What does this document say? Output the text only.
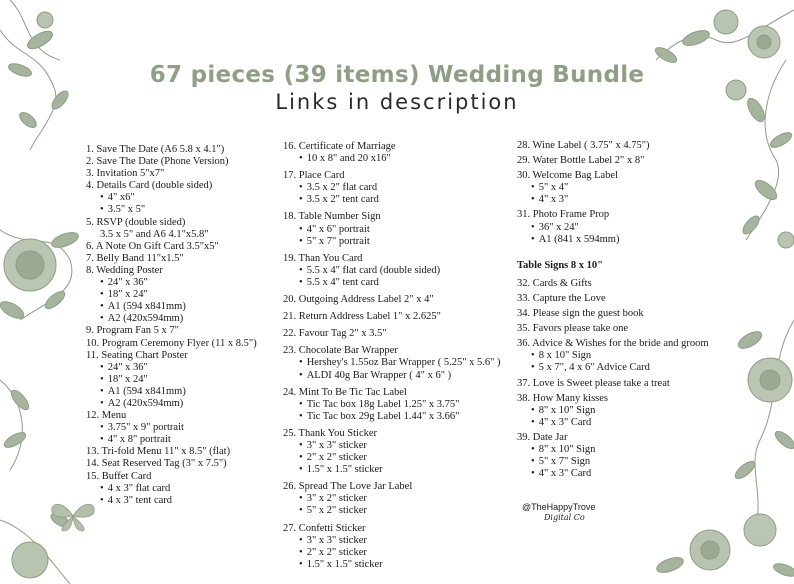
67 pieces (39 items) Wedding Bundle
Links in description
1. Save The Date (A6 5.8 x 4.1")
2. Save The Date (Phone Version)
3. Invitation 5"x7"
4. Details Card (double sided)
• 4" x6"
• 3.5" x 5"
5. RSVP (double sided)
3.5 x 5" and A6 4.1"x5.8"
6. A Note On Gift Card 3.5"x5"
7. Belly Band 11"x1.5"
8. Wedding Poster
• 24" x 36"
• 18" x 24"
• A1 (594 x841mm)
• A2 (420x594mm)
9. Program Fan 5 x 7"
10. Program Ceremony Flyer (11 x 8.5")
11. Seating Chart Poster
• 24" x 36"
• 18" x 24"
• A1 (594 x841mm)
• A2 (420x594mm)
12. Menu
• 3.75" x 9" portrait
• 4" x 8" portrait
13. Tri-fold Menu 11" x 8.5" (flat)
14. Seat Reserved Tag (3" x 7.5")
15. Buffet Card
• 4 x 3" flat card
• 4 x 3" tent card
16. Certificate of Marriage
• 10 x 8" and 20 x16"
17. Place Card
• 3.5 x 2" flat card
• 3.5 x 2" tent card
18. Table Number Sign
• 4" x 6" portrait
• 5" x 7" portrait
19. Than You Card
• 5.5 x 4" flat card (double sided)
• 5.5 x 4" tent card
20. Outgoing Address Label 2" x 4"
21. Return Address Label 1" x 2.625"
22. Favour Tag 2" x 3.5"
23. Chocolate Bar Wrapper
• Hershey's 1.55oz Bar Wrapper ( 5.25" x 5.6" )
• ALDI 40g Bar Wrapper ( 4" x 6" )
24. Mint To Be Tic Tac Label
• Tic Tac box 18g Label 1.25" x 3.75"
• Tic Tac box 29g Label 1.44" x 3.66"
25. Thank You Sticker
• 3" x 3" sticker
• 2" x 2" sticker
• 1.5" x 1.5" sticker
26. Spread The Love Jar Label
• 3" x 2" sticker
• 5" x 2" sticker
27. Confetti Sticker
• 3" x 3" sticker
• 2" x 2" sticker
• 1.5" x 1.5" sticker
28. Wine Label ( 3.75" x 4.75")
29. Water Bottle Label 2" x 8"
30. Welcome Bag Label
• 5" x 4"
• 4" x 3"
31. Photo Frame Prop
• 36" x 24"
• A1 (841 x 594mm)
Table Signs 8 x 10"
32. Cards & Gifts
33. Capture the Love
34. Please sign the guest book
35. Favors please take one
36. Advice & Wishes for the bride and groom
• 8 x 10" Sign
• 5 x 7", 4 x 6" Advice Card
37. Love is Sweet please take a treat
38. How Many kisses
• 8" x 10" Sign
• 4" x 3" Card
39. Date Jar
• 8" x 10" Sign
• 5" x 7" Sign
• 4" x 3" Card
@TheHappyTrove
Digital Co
++++++++
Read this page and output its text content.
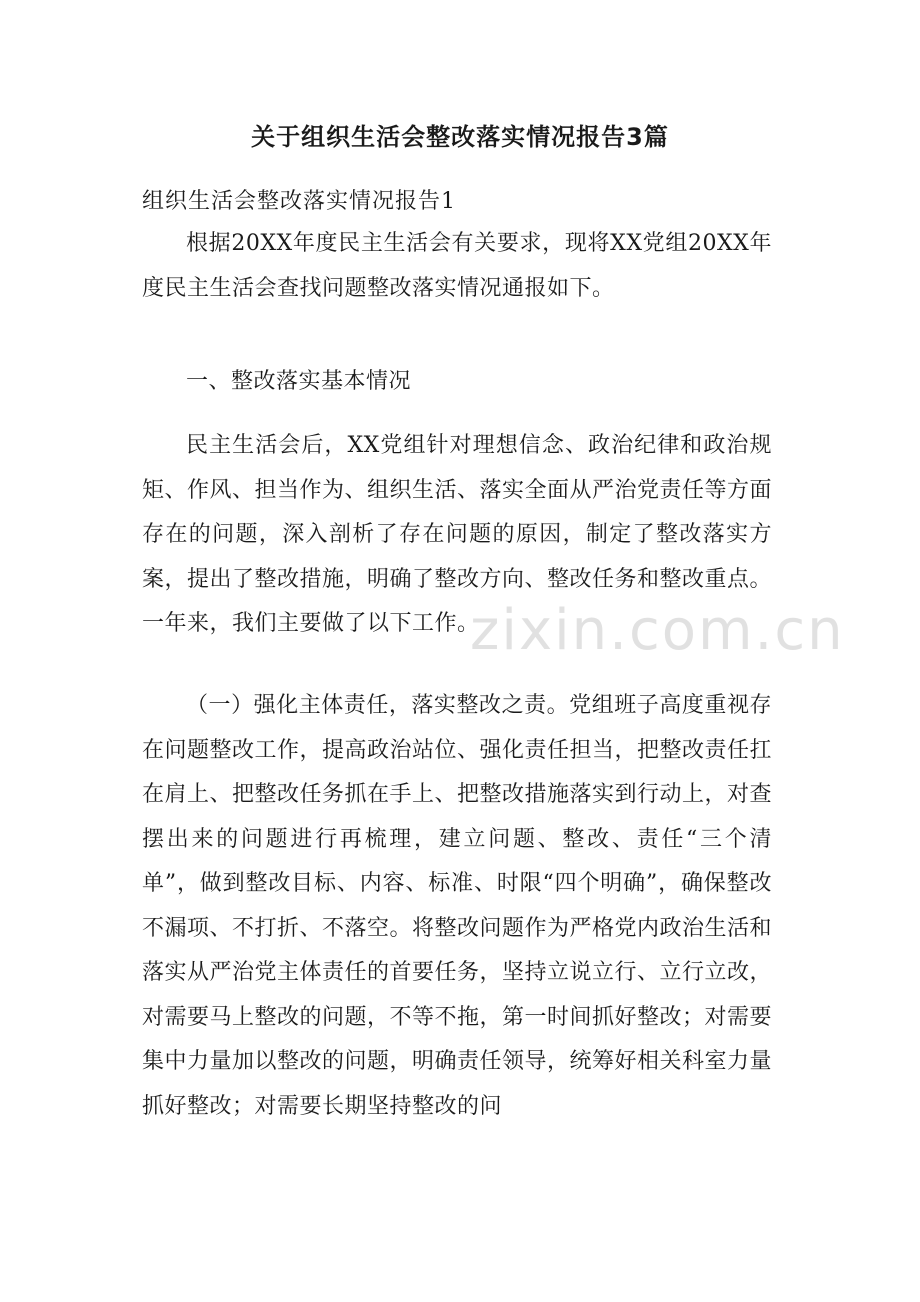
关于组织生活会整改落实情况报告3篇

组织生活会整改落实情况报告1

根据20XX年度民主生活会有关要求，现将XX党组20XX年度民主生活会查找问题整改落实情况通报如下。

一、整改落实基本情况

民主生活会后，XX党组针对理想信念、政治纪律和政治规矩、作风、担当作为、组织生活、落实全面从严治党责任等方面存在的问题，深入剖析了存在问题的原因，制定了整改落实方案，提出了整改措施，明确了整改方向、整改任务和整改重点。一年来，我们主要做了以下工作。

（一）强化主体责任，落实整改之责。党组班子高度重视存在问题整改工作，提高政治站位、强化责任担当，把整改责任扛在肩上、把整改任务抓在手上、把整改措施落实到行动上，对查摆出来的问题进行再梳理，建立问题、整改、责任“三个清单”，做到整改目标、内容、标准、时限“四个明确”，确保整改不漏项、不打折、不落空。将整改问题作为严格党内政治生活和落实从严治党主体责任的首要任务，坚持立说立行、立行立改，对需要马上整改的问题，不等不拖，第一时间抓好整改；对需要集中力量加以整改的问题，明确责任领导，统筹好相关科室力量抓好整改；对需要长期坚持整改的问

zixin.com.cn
++++++++
What needs to be done:
Go through the material and copy out every line with "text" in it.

Output below:
What does this document say? Output the text only.
Read this page and output its text content.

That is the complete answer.